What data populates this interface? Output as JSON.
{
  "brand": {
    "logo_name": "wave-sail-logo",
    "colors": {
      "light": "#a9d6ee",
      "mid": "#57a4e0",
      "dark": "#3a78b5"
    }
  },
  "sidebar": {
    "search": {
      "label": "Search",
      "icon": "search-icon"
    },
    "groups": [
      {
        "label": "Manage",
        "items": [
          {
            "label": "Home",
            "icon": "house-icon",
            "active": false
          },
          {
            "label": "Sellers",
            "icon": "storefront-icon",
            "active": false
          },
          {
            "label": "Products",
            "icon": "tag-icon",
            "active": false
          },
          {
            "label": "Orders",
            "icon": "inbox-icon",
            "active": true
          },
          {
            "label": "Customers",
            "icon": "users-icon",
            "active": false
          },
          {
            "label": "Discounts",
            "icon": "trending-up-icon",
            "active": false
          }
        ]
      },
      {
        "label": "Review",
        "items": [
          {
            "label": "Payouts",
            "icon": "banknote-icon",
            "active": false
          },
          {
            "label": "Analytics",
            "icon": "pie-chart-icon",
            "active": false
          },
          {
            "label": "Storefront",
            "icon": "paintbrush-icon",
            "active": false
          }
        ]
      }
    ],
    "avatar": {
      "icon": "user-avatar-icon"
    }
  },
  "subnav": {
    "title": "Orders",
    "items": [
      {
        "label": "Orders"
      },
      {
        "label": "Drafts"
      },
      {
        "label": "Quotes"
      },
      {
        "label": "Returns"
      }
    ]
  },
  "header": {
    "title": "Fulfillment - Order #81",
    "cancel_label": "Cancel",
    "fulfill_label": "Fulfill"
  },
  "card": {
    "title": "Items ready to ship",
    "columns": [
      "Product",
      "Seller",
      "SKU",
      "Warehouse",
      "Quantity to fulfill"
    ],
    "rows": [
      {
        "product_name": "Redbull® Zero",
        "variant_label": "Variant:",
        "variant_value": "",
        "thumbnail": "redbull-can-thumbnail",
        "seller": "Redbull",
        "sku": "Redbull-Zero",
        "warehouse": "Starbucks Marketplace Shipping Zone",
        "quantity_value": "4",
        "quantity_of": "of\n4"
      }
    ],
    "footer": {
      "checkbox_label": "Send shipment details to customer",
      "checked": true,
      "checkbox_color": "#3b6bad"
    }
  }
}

* **Task description**: Copy out each line above, character for character.

* **Solved problem**:
What data populates this interface? Output as JSON.
{
  "brand": {
    "logo_name": "wave-sail-logo",
    "colors": {
      "light": "#a9d6ee",
      "mid": "#57a4e0",
      "dark": "#3a78b5"
    }
  },
  "sidebar": {
    "search": {
      "label": "Search",
      "icon": "search-icon"
    },
    "groups": [
      {
        "label": "Manage",
        "items": [
          {
            "label": "Home",
            "icon": "house-icon",
            "active": false
          },
          {
            "label": "Sellers",
            "icon": "storefront-icon",
            "active": false
          },
          {
            "label": "Products",
            "icon": "tag-icon",
            "active": false
          },
          {
            "label": "Orders",
            "icon": "inbox-icon",
            "active": true
          },
          {
            "label": "Customers",
            "icon": "users-icon",
            "active": false
          },
          {
            "label": "Discounts",
            "icon": "trending-up-icon",
            "active": false
          }
        ]
      },
      {
        "label": "Review",
        "items": [
          {
            "label": "Payouts",
            "icon": "banknote-icon",
            "active": false
          },
          {
            "label": "Analytics",
            "icon": "pie-chart-icon",
            "active": false
          },
          {
            "label": "Storefront",
            "icon": "paintbrush-icon",
            "active": false
          }
        ]
      }
    ],
    "avatar": {
      "icon": "user-avatar-icon"
    }
  },
  "subnav": {
    "title": "Orders",
    "items": [
      {
        "label": "Orders"
      },
      {
        "label": "Drafts"
      },
      {
        "label": "Quotes"
      },
      {
        "label": "Returns"
      }
    ]
  },
  "header": {
    "title": "Fulfillment - Order #81",
    "cancel_label": "Cancel",
    "fulfill_label": "Fulfill"
  },
  "card": {
    "title": "Items ready to ship",
    "columns": [
      "Product",
      "Seller",
      "SKU",
      "Warehouse",
      "Quantity to fulfill"
    ],
    "rows": [
      {
        "product_name": "Redbull® Zero",
        "variant_label": "Variant:",
        "variant_value": "",
        "thumbnail": "redbull-can-thumbnail",
        "seller": "Redbull",
        "sku": "Redbull-Zero",
        "warehouse": "Starbucks Marketplace Shipping Zone",
        "quantity_value": "4",
        "quantity_of": "of\n4"
      }
    ],
    "footer": {
      "checkbox_label": "Send shipment details to customer",
      "checked": true,
      "checkbox_color": "#3b6bad"
    }
  }
}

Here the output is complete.